■ STATED PROBLEM ■
Lines holding the string "благонадежности" are the ones to copy; find them all in the data.
============
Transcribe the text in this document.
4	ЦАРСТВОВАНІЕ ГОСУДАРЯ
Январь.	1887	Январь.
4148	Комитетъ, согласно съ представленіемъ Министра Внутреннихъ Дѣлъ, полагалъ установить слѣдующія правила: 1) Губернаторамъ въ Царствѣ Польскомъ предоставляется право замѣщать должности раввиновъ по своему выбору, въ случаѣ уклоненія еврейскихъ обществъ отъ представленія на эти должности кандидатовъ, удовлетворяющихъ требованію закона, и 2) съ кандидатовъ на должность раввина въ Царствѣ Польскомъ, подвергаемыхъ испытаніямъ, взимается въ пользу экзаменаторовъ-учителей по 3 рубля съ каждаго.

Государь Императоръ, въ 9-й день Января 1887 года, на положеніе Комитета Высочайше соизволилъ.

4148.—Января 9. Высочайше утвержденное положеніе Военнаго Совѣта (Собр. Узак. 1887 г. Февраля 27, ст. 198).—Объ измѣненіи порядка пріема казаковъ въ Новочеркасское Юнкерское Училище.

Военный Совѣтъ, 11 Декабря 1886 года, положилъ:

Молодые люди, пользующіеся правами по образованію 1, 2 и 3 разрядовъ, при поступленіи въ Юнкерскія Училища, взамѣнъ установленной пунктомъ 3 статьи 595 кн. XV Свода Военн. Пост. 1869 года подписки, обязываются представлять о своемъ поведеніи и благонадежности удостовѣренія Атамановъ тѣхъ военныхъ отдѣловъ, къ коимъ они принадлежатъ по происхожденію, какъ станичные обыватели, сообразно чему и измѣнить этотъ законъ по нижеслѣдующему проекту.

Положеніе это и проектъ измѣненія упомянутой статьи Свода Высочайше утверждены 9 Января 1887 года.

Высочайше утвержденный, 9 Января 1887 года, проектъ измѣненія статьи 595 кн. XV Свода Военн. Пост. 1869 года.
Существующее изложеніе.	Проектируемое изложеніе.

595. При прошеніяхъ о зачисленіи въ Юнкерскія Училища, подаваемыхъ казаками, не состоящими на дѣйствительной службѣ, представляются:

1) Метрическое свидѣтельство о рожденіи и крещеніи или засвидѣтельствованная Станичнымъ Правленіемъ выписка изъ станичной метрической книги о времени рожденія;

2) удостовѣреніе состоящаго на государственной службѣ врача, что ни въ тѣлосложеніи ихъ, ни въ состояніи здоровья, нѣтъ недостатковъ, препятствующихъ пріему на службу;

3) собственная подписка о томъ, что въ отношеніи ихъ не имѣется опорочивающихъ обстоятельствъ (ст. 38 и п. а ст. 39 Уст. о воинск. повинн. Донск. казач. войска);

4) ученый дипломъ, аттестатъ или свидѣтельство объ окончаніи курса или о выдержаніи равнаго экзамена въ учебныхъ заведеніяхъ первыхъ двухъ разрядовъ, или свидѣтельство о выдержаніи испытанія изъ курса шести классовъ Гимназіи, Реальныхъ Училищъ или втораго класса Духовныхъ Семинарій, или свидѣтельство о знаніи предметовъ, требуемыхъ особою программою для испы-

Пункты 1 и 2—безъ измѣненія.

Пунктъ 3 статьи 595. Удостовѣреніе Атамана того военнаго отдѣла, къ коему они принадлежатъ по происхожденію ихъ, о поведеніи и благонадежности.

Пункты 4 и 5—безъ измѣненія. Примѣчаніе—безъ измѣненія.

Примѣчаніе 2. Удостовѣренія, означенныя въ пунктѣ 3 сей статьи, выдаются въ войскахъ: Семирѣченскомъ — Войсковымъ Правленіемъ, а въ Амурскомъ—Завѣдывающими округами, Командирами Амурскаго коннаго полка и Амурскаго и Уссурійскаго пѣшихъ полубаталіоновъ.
============
■ PROBLEM SOLUTION ■
Молодые люди, пользующіеся правами по образованію 1, 2 и 3 разрядовъ, при поступленіи въ Юнкерскія Училища, взамѣнъ установленной пунктомъ 3 статьи 595 кн. XV Свода Военн. Пост. 1869 года подписки, обязываются представлять о своемъ поведеніи и благонадежности удостовѣренія Атамановъ тѣхъ военныхъ отдѣловъ, къ коимъ они принадлежатъ по происхожденію, какъ станичные обыватели, сообразно чему и измѣнить этотъ законъ по нижеслѣдующему проекту.
Пунктъ 3 статьи 595. Удостовѣреніе Атамана того военнаго отдѣла, къ коему они принадлежатъ по происхожденію ихъ, о поведеніи и благонадежности.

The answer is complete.